Dataset excerpts

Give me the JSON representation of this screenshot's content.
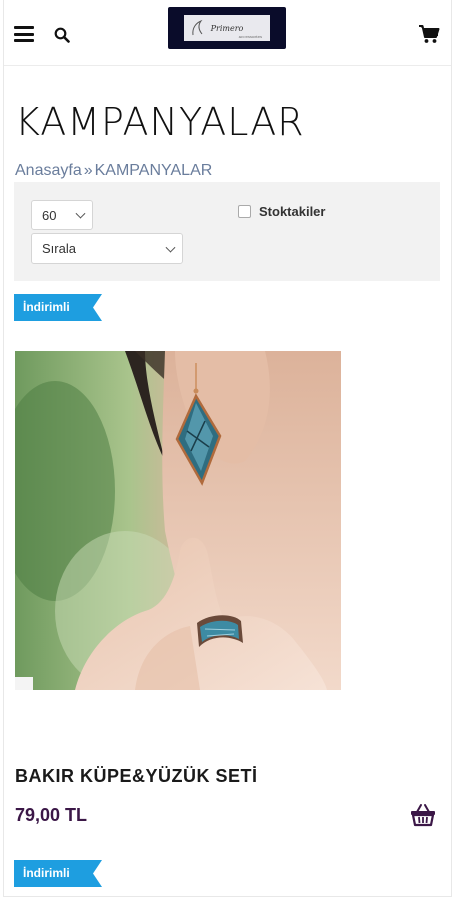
{
  "header": {
    "menu_icon": "hamburger-menu-icon",
    "search_icon": "search-icon",
    "logo_text": "Primero",
    "logo_subtext": "accessories",
    "cart_icon": "shopping-cart-icon"
  },
  "page": {
    "title": "KAMPANYALAR",
    "breadcrumb": {
      "home": "Anasayfa",
      "separator": "»",
      "current": "KAMPANYALAR"
    }
  },
  "filters": {
    "per_page_value": "60",
    "sort_value": "Sırala",
    "in_stock_label": "Stoktakiler",
    "in_stock_checked": false
  },
  "badges": {
    "discount_label": "İndirimli",
    "color": "#1e9ee0"
  },
  "products": [
    {
      "name": "BAKIR KÜPE&YÜZÜK SETİ",
      "price": "79,00 TL",
      "basket_icon": "shopping-basket-icon"
    }
  ],
  "colors": {
    "accent": "#3b1747",
    "breadcrumb": "#6a7d9c",
    "badge": "#1e9ee0",
    "filter_bg": "#f2f2f2"
  }
}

◆ Work to be completed ◆
Among the entries above, identify all lines with "KAMPANYALAR" and copy them.

◆ Problem solution ◆
    "title": "KAMPANYALAR",
      "current": "KAMPANYALAR"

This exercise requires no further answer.